EXTRACTED RECORDS:
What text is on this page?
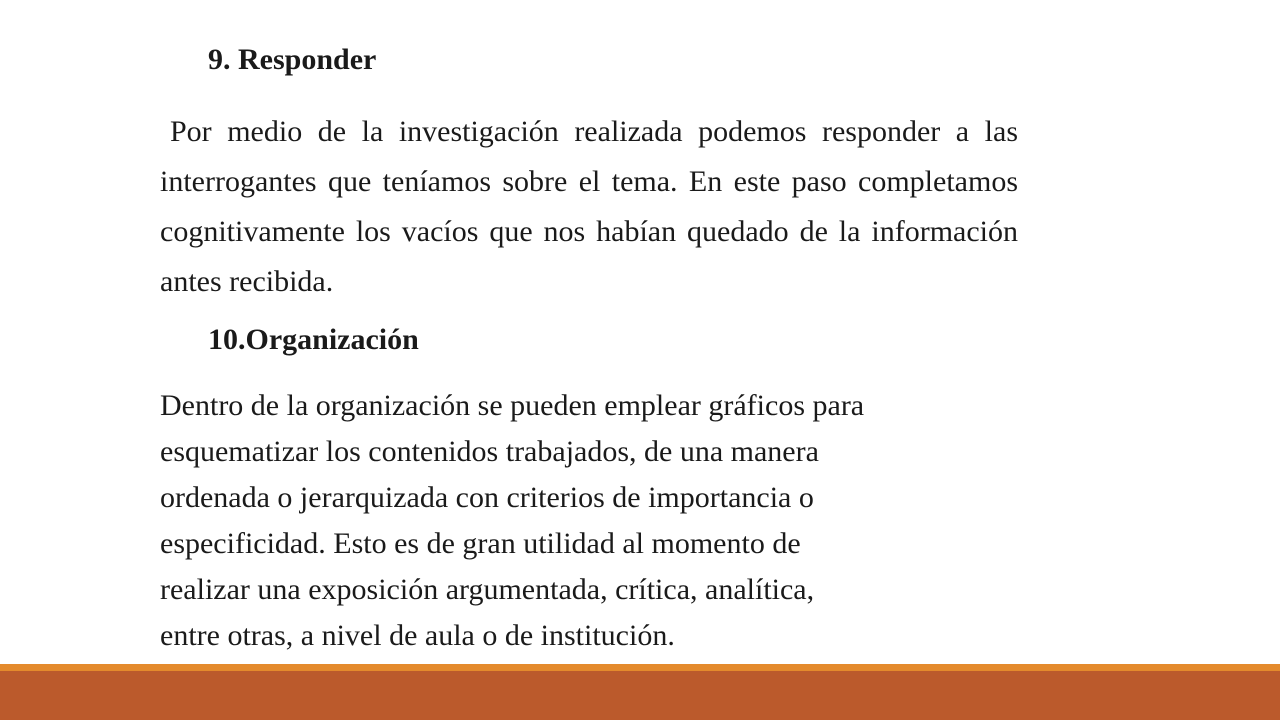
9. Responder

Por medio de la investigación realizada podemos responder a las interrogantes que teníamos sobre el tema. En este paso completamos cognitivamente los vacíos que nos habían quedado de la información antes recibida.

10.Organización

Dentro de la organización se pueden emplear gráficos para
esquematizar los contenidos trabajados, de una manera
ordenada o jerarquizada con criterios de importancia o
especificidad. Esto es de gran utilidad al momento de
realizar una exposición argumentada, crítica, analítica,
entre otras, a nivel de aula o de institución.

TASK:
Reproduce all the entries that precede this task, word for word, minus any pictures.

SOLUTION TO THIS EXERCISE:
What text is on this page?
9. Responder

Por medio de la investigación realizada podemos responder a las interrogantes que teníamos sobre el tema. En este paso completamos cognitivamente los vacíos que nos habían quedado de la información antes recibida.

10.Organización

Dentro de la organización se pueden emplear gráficos para
esquematizar los contenidos trabajados, de una manera
ordenada o jerarquizada con criterios de importancia o
especificidad. Esto es de gran utilidad al momento de
realizar una exposición argumentada, crítica, analítica,
entre otras, a nivel de aula o de institución.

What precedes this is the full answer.